***** Excerpted records *****

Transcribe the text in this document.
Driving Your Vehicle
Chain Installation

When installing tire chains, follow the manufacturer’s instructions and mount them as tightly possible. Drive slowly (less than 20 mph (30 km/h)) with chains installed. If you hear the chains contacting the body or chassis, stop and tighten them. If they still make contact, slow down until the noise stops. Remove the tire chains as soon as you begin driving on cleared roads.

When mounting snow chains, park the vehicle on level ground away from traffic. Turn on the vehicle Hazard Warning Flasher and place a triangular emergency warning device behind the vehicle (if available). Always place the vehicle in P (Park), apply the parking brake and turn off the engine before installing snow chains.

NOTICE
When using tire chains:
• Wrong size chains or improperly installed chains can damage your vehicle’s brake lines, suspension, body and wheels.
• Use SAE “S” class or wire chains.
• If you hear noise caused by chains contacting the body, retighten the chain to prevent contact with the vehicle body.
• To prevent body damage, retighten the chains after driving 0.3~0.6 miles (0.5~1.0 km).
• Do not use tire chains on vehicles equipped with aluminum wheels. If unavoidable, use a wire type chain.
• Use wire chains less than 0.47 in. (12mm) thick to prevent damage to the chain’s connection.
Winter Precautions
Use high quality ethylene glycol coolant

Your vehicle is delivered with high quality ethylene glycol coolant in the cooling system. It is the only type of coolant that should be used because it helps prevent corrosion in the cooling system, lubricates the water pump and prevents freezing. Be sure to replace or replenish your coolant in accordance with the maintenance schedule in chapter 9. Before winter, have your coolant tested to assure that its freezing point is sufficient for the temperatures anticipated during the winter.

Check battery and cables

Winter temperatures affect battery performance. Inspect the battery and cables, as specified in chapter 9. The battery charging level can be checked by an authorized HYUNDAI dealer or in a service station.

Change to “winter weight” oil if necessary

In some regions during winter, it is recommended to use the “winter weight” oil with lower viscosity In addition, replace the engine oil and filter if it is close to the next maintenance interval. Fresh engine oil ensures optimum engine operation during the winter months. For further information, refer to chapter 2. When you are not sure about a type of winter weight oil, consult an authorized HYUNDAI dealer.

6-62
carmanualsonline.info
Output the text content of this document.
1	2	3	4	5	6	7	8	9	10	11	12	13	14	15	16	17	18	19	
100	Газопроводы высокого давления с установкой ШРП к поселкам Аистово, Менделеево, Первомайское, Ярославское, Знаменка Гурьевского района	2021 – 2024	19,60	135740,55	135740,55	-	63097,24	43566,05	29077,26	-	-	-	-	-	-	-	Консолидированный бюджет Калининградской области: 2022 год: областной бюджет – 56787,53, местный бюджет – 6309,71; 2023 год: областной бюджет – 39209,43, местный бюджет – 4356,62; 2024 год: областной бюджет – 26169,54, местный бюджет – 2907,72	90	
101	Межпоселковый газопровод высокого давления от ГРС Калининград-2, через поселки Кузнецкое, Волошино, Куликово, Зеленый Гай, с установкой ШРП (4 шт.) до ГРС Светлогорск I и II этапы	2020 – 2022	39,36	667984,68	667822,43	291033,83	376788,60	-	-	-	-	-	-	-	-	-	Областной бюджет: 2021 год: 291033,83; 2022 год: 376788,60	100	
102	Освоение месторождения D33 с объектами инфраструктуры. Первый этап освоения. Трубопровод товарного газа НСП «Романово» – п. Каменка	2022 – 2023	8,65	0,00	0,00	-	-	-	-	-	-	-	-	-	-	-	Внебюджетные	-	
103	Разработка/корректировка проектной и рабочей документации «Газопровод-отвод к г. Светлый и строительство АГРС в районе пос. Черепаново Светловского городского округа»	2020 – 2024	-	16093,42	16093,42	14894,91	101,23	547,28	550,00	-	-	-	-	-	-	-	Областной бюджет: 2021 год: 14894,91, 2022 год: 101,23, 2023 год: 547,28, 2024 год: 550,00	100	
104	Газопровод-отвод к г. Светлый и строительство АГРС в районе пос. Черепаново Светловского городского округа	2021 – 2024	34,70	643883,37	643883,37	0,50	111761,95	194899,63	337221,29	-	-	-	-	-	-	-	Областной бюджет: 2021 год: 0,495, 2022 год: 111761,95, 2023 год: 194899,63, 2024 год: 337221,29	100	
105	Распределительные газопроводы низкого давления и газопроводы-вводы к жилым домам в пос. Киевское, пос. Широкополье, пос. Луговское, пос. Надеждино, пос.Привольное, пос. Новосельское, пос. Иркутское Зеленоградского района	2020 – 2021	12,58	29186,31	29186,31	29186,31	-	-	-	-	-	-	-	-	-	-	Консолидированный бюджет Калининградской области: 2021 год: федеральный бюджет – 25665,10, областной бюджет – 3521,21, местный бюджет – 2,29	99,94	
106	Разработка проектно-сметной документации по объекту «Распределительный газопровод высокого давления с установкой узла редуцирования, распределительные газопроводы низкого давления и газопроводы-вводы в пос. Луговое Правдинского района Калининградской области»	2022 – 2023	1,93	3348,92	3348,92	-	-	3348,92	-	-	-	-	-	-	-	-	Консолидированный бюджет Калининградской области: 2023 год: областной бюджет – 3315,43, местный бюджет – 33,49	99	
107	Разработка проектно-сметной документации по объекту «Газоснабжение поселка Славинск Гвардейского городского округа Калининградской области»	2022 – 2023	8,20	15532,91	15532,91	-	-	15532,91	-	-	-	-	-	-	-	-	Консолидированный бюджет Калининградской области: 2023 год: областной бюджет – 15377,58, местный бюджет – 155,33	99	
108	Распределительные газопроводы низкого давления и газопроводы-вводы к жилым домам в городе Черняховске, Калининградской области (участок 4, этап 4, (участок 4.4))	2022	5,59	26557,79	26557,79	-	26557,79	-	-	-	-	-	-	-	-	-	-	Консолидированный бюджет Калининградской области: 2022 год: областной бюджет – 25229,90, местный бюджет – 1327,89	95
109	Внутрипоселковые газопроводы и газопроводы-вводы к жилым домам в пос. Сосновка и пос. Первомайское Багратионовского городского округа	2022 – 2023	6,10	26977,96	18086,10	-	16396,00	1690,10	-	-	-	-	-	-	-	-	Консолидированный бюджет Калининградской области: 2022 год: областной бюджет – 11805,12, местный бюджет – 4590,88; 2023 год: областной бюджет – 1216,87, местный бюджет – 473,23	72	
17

*****

Retype all of the data shown above, word for word.

Transcribe the text in this document.
Driving Your Vehicle
Chain Installation

When installing tire chains, follow the manufacturer’s instructions and mount them as tightly possible. Drive slowly (less than 20 mph (30 km/h)) with chains installed. If you hear the chains contacting the body or chassis, stop and tighten them. If they still make contact, slow down until the noise stops. Remove the tire chains as soon as you begin driving on cleared roads.

When mounting snow chains, park the vehicle on level ground away from traffic. Turn on the vehicle Hazard Warning Flasher and place a triangular emergency warning device behind the vehicle (if available). Always place the vehicle in P (Park), apply the parking brake and turn off the engine before installing snow chains.

NOTICE
When using tire chains:
• Wrong size chains or improperly installed chains can damage your vehicle’s brake lines, suspension, body and wheels.
• Use SAE “S” class or wire chains.
• If you hear noise caused by chains contacting the body, retighten the chain to prevent contact with the vehicle body.
• To prevent body damage, retighten the chains after driving 0.3~0.6 miles (0.5~1.0 km).
• Do not use tire chains on vehicles equipped with aluminum wheels. If unavoidable, use a wire type chain.
• Use wire chains less than 0.47 in. (12mm) thick to prevent damage to the chain’s connection.
Winter Precautions
Use high quality ethylene glycol coolant

Your vehicle is delivered with high quality ethylene glycol coolant in the cooling system. It is the only type of coolant that should be used because it helps prevent corrosion in the cooling system, lubricates the water pump and prevents freezing. Be sure to replace or replenish your coolant in accordance with the maintenance schedule in chapter 9. Before winter, have your coolant tested to assure that its freezing point is sufficient for the temperatures anticipated during the winter.

Check battery and cables

Winter temperatures affect battery performance. Inspect the battery and cables, as specified in chapter 9. The battery charging level can be checked by an authorized HYUNDAI dealer or in a service station.

Change to “winter weight” oil if necessary

In some regions during winter, it is recommended to use the “winter weight” oil with lower viscosity In addition, replace the engine oil and filter if it is close to the next maintenance interval. Fresh engine oil ensures optimum engine operation during the winter months. For further information, refer to chapter 2. When you are not sure about a type of winter weight oil, consult an authorized HYUNDAI dealer.

6-62
carmanualsonline.info
Output the text content of this document.
1	2	3	4	5	6	7	8	9	10	11	12	13	14	15	16	17	18	19	
100	Газопроводы высокого давления с установкой ШРП к поселкам Аистово, Менделеево, Первомайское, Ярославское, Знаменка Гурьевского района	2021 – 2024	19,60	135740,55	135740,55	-	63097,24	43566,05	29077,26	-	-	-	-	-	-	-	Консолидированный бюджет Калининградской области: 2022 год: областной бюджет – 56787,53, местный бюджет – 6309,71; 2023 год: областной бюджет – 39209,43, местный бюджет – 4356,62; 2024 год: областной бюджет – 26169,54, местный бюджет – 2907,72	90	
101	Межпоселковый газопровод высокого давления от ГРС Калининград-2, через поселки Кузнецкое, Волошино, Куликово, Зеленый Гай, с установкой ШРП (4 шт.) до ГРС Светлогорск I и II этапы	2020 – 2022	39,36	667984,68	667822,43	291033,83	376788,60	-	-	-	-	-	-	-	-	-	Областной бюджет: 2021 год: 291033,83; 2022 год: 376788,60	100	
102	Освоение месторождения D33 с объектами инфраструктуры. Первый этап освоения. Трубопровод товарного газа НСП «Романово» – п. Каменка	2022 – 2023	8,65	0,00	0,00	-	-	-	-	-	-	-	-	-	-	-	Внебюджетные	-	
103	Разработка/корректировка проектной и рабочей документации «Газопровод-отвод к г. Светлый и строительство АГРС в районе пос. Черепаново Светловского городского округа»	2020 – 2024	-	16093,42	16093,42	14894,91	101,23	547,28	550,00	-	-	-	-	-	-	-	Областной бюджет: 2021 год: 14894,91, 2022 год: 101,23, 2023 год: 547,28, 2024 год: 550,00	100	
104	Газопровод-отвод к г. Светлый и строительство АГРС в районе пос. Черепаново Светловского городского округа	2021 – 2024	34,70	643883,37	643883,37	0,50	111761,95	194899,63	337221,29	-	-	-	-	-	-	-	Областной бюджет: 2021 год: 0,495, 2022 год: 111761,95, 2023 год: 194899,63, 2024 год: 337221,29	100	
105	Распределительные газопроводы низкого давления и газопроводы-вводы к жилым домам в пос. Киевское, пос. Широкополье, пос. Луговское, пос. Надеждино, пос.Привольное, пос. Новосельское, пос. Иркутское Зеленоградского района	2020 – 2021	12,58	29186,31	29186,31	29186,31	-	-	-	-	-	-	-	-	-	-	Консолидированный бюджет Калининградской области: 2021 год: федеральный бюджет – 25665,10, областной бюджет – 3521,21, местный бюджет – 2,29	99,94	
106	Разработка проектно-сметной документации по объекту «Распределительный газопровод высокого давления с установкой узла редуцирования, распределительные газопроводы низкого давления и газопроводы-вводы в пос. Луговое Правдинского района Калининградской области»	2022 – 2023	1,93	3348,92	3348,92	-	-	3348,92	-	-	-	-	-	-	-	-	Консолидированный бюджет Калининградской области: 2023 год: областной бюджет – 3315,43, местный бюджет – 33,49	99	
107	Разработка проектно-сметной документации по объекту «Газоснабжение поселка Славинск Гвардейского городского округа Калининградской области»	2022 – 2023	8,20	15532,91	15532,91	-	-	15532,91	-	-	-	-	-	-	-	-	Консолидированный бюджет Калининградской области: 2023 год: областной бюджет – 15377,58, местный бюджет – 155,33	99	
108	Распределительные газопроводы низкого давления и газопроводы-вводы к жилым домам в городе Черняховске, Калининградской области (участок 4, этап 4, (участок 4.4))	2022	5,59	26557,79	26557,79	-	26557,79	-	-	-	-	-	-	-	-	-	-	Консолидированный бюджет Калининградской области: 2022 год: областной бюджет – 25229,90, местный бюджет – 1327,89	95
109	Внутрипоселковые газопроводы и газопроводы-вводы к жилым домам в пос. Сосновка и пос. Первомайское Багратионовского городского округа	2022 – 2023	6,10	26977,96	18086,10	-	16396,00	1690,10	-	-	-	-	-	-	-	-	Консолидированный бюджет Калининградской области: 2022 год: областной бюджет – 11805,12, местный бюджет – 4590,88; 2023 год: областной бюджет – 1216,87, местный бюджет – 473,23	72	
17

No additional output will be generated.